*Short exercise:* Reproduce all records exactly.

▽

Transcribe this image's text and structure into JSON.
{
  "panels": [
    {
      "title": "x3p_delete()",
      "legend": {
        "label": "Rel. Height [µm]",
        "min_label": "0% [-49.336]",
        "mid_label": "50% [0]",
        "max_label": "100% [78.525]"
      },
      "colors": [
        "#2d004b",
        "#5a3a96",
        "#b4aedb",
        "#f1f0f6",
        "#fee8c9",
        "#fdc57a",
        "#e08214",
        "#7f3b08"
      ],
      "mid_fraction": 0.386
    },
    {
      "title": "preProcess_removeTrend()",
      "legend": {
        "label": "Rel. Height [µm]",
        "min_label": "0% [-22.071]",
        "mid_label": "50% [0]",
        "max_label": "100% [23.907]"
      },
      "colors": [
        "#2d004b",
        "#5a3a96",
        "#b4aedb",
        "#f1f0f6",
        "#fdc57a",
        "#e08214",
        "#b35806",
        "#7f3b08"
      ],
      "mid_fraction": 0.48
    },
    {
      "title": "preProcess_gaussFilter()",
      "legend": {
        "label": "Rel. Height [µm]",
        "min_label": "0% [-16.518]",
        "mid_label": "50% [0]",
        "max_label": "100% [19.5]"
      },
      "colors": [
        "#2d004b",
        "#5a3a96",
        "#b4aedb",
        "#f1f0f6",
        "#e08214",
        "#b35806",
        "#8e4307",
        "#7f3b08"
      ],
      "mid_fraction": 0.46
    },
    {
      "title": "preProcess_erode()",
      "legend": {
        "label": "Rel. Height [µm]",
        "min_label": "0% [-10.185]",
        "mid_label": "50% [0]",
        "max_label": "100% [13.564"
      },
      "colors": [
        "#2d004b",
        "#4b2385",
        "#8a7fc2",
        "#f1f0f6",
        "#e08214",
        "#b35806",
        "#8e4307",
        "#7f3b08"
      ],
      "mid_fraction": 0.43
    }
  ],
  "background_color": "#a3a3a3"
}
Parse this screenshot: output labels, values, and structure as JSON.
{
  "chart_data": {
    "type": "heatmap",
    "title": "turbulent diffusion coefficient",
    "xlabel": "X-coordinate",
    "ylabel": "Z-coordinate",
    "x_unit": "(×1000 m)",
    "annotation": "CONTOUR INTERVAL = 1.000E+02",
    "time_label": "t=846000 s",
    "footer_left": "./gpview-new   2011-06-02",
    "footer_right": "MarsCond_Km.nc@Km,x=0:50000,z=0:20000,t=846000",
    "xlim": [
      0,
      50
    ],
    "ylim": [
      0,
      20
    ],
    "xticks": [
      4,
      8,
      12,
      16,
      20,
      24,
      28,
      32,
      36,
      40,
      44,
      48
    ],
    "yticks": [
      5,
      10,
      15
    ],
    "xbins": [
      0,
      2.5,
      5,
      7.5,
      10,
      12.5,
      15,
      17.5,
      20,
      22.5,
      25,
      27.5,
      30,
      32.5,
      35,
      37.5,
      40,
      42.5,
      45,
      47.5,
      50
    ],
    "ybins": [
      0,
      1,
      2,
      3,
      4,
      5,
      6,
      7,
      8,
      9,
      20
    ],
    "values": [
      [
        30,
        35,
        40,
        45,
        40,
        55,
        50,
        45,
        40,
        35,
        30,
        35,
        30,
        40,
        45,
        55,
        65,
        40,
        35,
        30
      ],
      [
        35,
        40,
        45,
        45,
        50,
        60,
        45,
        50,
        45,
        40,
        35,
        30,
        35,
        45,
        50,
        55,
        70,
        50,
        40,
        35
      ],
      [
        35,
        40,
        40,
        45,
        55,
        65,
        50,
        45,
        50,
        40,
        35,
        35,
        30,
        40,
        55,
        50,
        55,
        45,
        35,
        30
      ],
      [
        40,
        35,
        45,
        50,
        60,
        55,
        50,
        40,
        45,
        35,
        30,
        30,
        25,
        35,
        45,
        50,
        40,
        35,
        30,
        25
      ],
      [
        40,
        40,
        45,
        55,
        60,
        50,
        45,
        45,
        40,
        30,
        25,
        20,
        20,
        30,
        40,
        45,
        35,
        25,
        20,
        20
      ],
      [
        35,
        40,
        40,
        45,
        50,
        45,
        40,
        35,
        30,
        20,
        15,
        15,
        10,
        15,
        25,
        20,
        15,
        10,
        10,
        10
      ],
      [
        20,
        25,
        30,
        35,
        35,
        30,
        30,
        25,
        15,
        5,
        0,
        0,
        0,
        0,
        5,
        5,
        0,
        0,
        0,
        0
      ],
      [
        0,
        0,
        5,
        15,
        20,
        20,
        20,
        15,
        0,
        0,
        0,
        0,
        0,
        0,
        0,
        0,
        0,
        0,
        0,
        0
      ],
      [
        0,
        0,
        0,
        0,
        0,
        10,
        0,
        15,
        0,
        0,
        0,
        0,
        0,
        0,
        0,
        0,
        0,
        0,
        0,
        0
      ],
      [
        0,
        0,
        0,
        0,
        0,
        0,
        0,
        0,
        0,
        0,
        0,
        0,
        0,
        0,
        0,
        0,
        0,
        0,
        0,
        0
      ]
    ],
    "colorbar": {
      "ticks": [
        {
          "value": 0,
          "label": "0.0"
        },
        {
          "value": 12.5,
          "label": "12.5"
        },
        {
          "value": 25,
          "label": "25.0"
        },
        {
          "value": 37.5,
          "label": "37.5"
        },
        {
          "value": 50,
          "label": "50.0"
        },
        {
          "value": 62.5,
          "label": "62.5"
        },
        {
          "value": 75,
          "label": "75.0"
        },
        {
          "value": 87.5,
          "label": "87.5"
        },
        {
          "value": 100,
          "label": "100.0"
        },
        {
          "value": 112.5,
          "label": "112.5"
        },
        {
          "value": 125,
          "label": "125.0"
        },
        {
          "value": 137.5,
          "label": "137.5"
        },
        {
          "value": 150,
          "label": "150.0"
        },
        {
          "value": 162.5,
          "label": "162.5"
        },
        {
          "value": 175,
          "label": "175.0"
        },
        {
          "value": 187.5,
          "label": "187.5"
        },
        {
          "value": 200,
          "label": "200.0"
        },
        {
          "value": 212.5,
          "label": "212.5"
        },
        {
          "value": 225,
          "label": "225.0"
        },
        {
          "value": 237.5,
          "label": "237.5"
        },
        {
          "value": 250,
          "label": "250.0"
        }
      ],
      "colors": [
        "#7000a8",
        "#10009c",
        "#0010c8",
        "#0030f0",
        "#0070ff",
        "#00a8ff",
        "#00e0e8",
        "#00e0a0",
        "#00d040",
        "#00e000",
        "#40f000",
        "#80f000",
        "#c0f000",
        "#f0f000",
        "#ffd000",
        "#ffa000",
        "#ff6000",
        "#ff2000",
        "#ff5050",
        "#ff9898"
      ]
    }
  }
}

△

*Exercise result:*
Transcribe this image's text and structure into JSON.
{
  "panels": [
    {
      "title": "x3p_delete()",
      "legend": {
        "label": "Rel. Height [µm]",
        "min_label": "0% [-49.336]",
        "mid_label": "50% [0]",
        "max_label": "100% [78.525]"
      },
      "colors": [
        "#2d004b",
        "#5a3a96",
        "#b4aedb",
        "#f1f0f6",
        "#fee8c9",
        "#fdc57a",
        "#e08214",
        "#7f3b08"
      ],
      "mid_fraction": 0.386
    },
    {
      "title": "preProcess_removeTrend()",
      "legend": {
        "label": "Rel. Height [µm]",
        "min_label": "0% [-22.071]",
        "mid_label": "50% [0]",
        "max_label": "100% [23.907]"
      },
      "colors": [
        "#2d004b",
        "#5a3a96",
        "#b4aedb",
        "#f1f0f6",
        "#fdc57a",
        "#e08214",
        "#b35806",
        "#7f3b08"
      ],
      "mid_fraction": 0.48
    },
    {
      "title": "preProcess_gaussFilter()",
      "legend": {
        "label": "Rel. Height [µm]",
        "min_label": "0% [-16.518]",
        "mid_label": "50% [0]",
        "max_label": "100% [19.5]"
      },
      "colors": [
        "#2d004b",
        "#5a3a96",
        "#b4aedb",
        "#f1f0f6",
        "#e08214",
        "#b35806",
        "#8e4307",
        "#7f3b08"
      ],
      "mid_fraction": 0.46
    },
    {
      "title": "preProcess_erode()",
      "legend": {
        "label": "Rel. Height [µm]",
        "min_label": "0% [-10.185]",
        "mid_label": "50% [0]",
        "max_label": "100% [13.564"
      },
      "colors": [
        "#2d004b",
        "#4b2385",
        "#8a7fc2",
        "#f1f0f6",
        "#e08214",
        "#b35806",
        "#8e4307",
        "#7f3b08"
      ],
      "mid_fraction": 0.43
    }
  ],
  "background_color": "#a3a3a3"
}
Parse this screenshot: output labels, values, and structure as JSON.
{
  "chart_data": {
    "type": "heatmap",
    "title": "turbulent diffusion coefficient",
    "xlabel": "X-coordinate",
    "ylabel": "Z-coordinate",
    "x_unit": "(×1000 m)",
    "annotation": "CONTOUR INTERVAL = 1.000E+02",
    "time_label": "t=846000 s",
    "footer_left": "./gpview-new   2011-06-02",
    "footer_right": "MarsCond_Km.nc@Km,x=0:50000,z=0:20000,t=846000",
    "xlim": [
      0,
      50
    ],
    "ylim": [
      0,
      20
    ],
    "xticks": [
      4,
      8,
      12,
      16,
      20,
      24,
      28,
      32,
      36,
      40,
      44,
      48
    ],
    "yticks": [
      5,
      10,
      15
    ],
    "xbins": [
      0,
      2.5,
      5,
      7.5,
      10,
      12.5,
      15,
      17.5,
      20,
      22.5,
      25,
      27.5,
      30,
      32.5,
      35,
      37.5,
      40,
      42.5,
      45,
      47.5,
      50
    ],
    "ybins": [
      0,
      1,
      2,
      3,
      4,
      5,
      6,
      7,
      8,
      9,
      20
    ],
    "values": [
      [
        30,
        35,
        40,
        45,
        40,
        55,
        50,
        45,
        40,
        35,
        30,
        35,
        30,
        40,
        45,
        55,
        65,
        40,
        35,
        30
      ],
      [
        35,
        40,
        45,
        45,
        50,
        60,
        45,
        50,
        45,
        40,
        35,
        30,
        35,
        45,
        50,
        55,
        70,
        50,
        40,
        35
      ],
      [
        35,
        40,
        40,
        45,
        55,
        65,
        50,
        45,
        50,
        40,
        35,
        35,
        30,
        40,
        55,
        50,
        55,
        45,
        35,
        30
      ],
      [
        40,
        35,
        45,
        50,
        60,
        55,
        50,
        40,
        45,
        35,
        30,
        30,
        25,
        35,
        45,
        50,
        40,
        35,
        30,
        25
      ],
      [
        40,
        40,
        45,
        55,
        60,
        50,
        45,
        45,
        40,
        30,
        25,
        20,
        20,
        30,
        40,
        45,
        35,
        25,
        20,
        20
      ],
      [
        35,
        40,
        40,
        45,
        50,
        45,
        40,
        35,
        30,
        20,
        15,
        15,
        10,
        15,
        25,
        20,
        15,
        10,
        10,
        10
      ],
      [
        20,
        25,
        30,
        35,
        35,
        30,
        30,
        25,
        15,
        5,
        0,
        0,
        0,
        0,
        5,
        5,
        0,
        0,
        0,
        0
      ],
      [
        0,
        0,
        5,
        15,
        20,
        20,
        20,
        15,
        0,
        0,
        0,
        0,
        0,
        0,
        0,
        0,
        0,
        0,
        0,
        0
      ],
      [
        0,
        0,
        0,
        0,
        0,
        10,
        0,
        15,
        0,
        0,
        0,
        0,
        0,
        0,
        0,
        0,
        0,
        0,
        0,
        0
      ],
      [
        0,
        0,
        0,
        0,
        0,
        0,
        0,
        0,
        0,
        0,
        0,
        0,
        0,
        0,
        0,
        0,
        0,
        0,
        0,
        0
      ]
    ],
    "colorbar": {
      "ticks": [
        {
          "value": 0,
          "label": "0.0"
        },
        {
          "value": 12.5,
          "label": "12.5"
        },
        {
          "value": 25,
          "label": "25.0"
        },
        {
          "value": 37.5,
          "label": "37.5"
        },
        {
          "value": 50,
          "label": "50.0"
        },
        {
          "value": 62.5,
          "label": "62.5"
        },
        {
          "value": 75,
          "label": "75.0"
        },
        {
          "value": 87.5,
          "label": "87.5"
        },
        {
          "value": 100,
          "label": "100.0"
        },
        {
          "value": 112.5,
          "label": "112.5"
        },
        {
          "value": 125,
          "label": "125.0"
        },
        {
          "value": 137.5,
          "label": "137.5"
        },
        {
          "value": 150,
          "label": "150.0"
        },
        {
          "value": 162.5,
          "label": "162.5"
        },
        {
          "value": 175,
          "label": "175.0"
        },
        {
          "value": 187.5,
          "label": "187.5"
        },
        {
          "value": 200,
          "label": "200.0"
        },
        {
          "value": 212.5,
          "label": "212.5"
        },
        {
          "value": 225,
          "label": "225.0"
        },
        {
          "value": 237.5,
          "label": "237.5"
        },
        {
          "value": 250,
          "label": "250.0"
        }
      ],
      "colors": [
        "#7000a8",
        "#10009c",
        "#0010c8",
        "#0030f0",
        "#0070ff",
        "#00a8ff",
        "#00e0e8",
        "#00e0a0",
        "#00d040",
        "#00e000",
        "#40f000",
        "#80f000",
        "#c0f000",
        "#f0f000",
        "#ffd000",
        "#ffa000",
        "#ff6000",
        "#ff2000",
        "#ff5050",
        "#ff9898"
      ]
    }
  }
}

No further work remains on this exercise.